INSTRUCTIONS FOR THE TASK: Copy the following rows word for word, keeping every line unchanged.

:::::

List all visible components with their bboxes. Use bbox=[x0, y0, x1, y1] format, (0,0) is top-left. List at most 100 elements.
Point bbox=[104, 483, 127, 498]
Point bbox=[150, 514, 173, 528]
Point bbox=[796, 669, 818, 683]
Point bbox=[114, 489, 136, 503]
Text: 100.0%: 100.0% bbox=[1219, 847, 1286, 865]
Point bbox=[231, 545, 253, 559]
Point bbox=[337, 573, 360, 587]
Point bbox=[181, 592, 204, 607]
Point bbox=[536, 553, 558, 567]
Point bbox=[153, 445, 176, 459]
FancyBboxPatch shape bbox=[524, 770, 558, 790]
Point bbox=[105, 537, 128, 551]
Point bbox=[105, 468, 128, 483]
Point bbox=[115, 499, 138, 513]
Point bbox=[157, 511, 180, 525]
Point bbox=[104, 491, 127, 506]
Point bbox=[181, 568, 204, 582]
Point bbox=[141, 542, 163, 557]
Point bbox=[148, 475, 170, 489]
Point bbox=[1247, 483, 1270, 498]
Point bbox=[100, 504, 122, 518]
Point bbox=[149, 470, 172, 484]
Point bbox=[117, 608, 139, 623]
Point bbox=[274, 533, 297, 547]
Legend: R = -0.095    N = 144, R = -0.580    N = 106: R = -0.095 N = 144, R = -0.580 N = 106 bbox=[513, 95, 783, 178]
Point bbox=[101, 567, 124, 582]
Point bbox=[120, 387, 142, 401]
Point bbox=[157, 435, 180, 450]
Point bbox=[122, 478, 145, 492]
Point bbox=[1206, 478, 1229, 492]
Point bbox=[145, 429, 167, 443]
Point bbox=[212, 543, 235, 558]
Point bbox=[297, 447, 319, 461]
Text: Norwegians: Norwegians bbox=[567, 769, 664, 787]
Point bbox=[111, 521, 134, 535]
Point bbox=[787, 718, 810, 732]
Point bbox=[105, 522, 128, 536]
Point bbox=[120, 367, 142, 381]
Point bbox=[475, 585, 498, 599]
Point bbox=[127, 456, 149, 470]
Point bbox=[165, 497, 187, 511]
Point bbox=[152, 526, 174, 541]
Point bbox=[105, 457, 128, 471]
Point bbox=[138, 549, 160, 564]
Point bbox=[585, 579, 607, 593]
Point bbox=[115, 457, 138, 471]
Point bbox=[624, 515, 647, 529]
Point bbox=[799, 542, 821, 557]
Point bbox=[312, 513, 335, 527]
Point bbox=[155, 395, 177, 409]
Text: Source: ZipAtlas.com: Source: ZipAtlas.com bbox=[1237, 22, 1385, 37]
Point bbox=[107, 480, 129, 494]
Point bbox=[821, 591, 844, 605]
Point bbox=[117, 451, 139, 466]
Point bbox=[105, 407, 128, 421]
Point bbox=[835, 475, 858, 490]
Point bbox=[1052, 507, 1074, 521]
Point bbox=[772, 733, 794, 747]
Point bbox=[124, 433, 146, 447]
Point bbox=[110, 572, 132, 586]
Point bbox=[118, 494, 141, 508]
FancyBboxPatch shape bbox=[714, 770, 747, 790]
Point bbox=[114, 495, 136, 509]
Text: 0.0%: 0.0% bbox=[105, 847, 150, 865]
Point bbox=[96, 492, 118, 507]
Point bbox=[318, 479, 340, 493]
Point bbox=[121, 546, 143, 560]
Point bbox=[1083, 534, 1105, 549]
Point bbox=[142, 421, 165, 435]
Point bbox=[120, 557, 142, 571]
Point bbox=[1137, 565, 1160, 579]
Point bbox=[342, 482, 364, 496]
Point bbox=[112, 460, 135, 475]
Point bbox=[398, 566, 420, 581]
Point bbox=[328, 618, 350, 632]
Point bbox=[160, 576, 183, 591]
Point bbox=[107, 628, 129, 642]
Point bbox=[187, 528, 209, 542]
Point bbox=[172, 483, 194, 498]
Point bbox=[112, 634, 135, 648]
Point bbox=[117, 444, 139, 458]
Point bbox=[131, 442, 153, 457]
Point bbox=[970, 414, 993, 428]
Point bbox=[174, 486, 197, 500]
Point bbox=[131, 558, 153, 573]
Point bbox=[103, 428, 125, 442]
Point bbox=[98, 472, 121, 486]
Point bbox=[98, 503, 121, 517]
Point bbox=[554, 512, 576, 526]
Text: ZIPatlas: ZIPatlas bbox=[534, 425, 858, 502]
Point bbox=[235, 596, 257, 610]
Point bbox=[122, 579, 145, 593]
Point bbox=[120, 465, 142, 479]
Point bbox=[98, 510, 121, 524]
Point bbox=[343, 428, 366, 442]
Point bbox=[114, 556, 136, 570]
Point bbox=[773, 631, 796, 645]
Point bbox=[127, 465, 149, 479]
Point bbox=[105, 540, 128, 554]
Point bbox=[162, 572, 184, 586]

:::::

THE OUTPUT:
List all visible components with their bboxes. Use bbox=[x0, y0, x1, y1] format, (0,0) is top-left. List at most 100 elements.
Point bbox=[104, 483, 127, 498]
Point bbox=[150, 514, 173, 528]
Point bbox=[796, 669, 818, 683]
Point bbox=[114, 489, 136, 503]
Text: 100.0%: 100.0% bbox=[1219, 847, 1286, 865]
Point bbox=[231, 545, 253, 559]
Point bbox=[337, 573, 360, 587]
Point bbox=[181, 592, 204, 607]
Point bbox=[536, 553, 558, 567]
Point bbox=[153, 445, 176, 459]
FancyBboxPatch shape bbox=[524, 770, 558, 790]
Point bbox=[105, 537, 128, 551]
Point bbox=[105, 468, 128, 483]
Point bbox=[115, 499, 138, 513]
Point bbox=[157, 511, 180, 525]
Point bbox=[104, 491, 127, 506]
Point bbox=[181, 568, 204, 582]
Point bbox=[141, 542, 163, 557]
Point bbox=[148, 475, 170, 489]
Point bbox=[1247, 483, 1270, 498]
Point bbox=[100, 504, 122, 518]
Point bbox=[149, 470, 172, 484]
Point bbox=[117, 608, 139, 623]
Point bbox=[274, 533, 297, 547]
Legend: R = -0.095    N = 144, R = -0.580    N = 106: R = -0.095 N = 144, R = -0.580 N = 106 bbox=[513, 95, 783, 178]
Point bbox=[101, 567, 124, 582]
Point bbox=[120, 387, 142, 401]
Point bbox=[157, 435, 180, 450]
Point bbox=[122, 478, 145, 492]
Point bbox=[1206, 478, 1229, 492]
Point bbox=[145, 429, 167, 443]
Point bbox=[212, 543, 235, 558]
Point bbox=[297, 447, 319, 461]
Text: Norwegians: Norwegians bbox=[567, 769, 664, 787]
Point bbox=[111, 521, 134, 535]
Point bbox=[787, 718, 810, 732]
Point bbox=[105, 522, 128, 536]
Point bbox=[120, 367, 142, 381]
Point bbox=[475, 585, 498, 599]
Point bbox=[127, 456, 149, 470]
Point bbox=[165, 497, 187, 511]
Point bbox=[152, 526, 174, 541]
Point bbox=[105, 457, 128, 471]
Point bbox=[138, 549, 160, 564]
Point bbox=[585, 579, 607, 593]
Point bbox=[115, 457, 138, 471]
Point bbox=[624, 515, 647, 529]
Point bbox=[799, 542, 821, 557]
Point bbox=[312, 513, 335, 527]
Point bbox=[155, 395, 177, 409]
Text: Source: ZipAtlas.com: Source: ZipAtlas.com bbox=[1237, 22, 1385, 37]
Point bbox=[107, 480, 129, 494]
Point bbox=[821, 591, 844, 605]
Point bbox=[117, 451, 139, 466]
Point bbox=[105, 407, 128, 421]
Point bbox=[835, 475, 858, 490]
Point bbox=[1052, 507, 1074, 521]
Point bbox=[772, 733, 794, 747]
Point bbox=[124, 433, 146, 447]
Point bbox=[110, 572, 132, 586]
Point bbox=[118, 494, 141, 508]
FancyBboxPatch shape bbox=[714, 770, 747, 790]
Point bbox=[114, 495, 136, 509]
Text: 0.0%: 0.0% bbox=[105, 847, 150, 865]
Point bbox=[96, 492, 118, 507]
Point bbox=[318, 479, 340, 493]
Point bbox=[121, 546, 143, 560]
Point bbox=[1083, 534, 1105, 549]
Point bbox=[142, 421, 165, 435]
Point bbox=[120, 557, 142, 571]
Point bbox=[1137, 565, 1160, 579]
Point bbox=[342, 482, 364, 496]
Point bbox=[112, 460, 135, 475]
Point bbox=[398, 566, 420, 581]
Point bbox=[328, 618, 350, 632]
Point bbox=[160, 576, 183, 591]
Point bbox=[107, 628, 129, 642]
Point bbox=[187, 528, 209, 542]
Point bbox=[172, 483, 194, 498]
Point bbox=[112, 634, 135, 648]
Point bbox=[117, 444, 139, 458]
Point bbox=[131, 442, 153, 457]
Point bbox=[970, 414, 993, 428]
Point bbox=[174, 486, 197, 500]
Point bbox=[131, 558, 153, 573]
Point bbox=[103, 428, 125, 442]
Point bbox=[98, 472, 121, 486]
Point bbox=[98, 503, 121, 517]
Point bbox=[554, 512, 576, 526]
Text: ZIPatlas: ZIPatlas bbox=[534, 425, 858, 502]
Point bbox=[235, 596, 257, 610]
Point bbox=[122, 579, 145, 593]
Point bbox=[120, 465, 142, 479]
Point bbox=[98, 510, 121, 524]
Point bbox=[343, 428, 366, 442]
Point bbox=[114, 556, 136, 570]
Point bbox=[773, 631, 796, 645]
Point bbox=[127, 465, 149, 479]
Point bbox=[105, 540, 128, 554]
Point bbox=[162, 572, 184, 586]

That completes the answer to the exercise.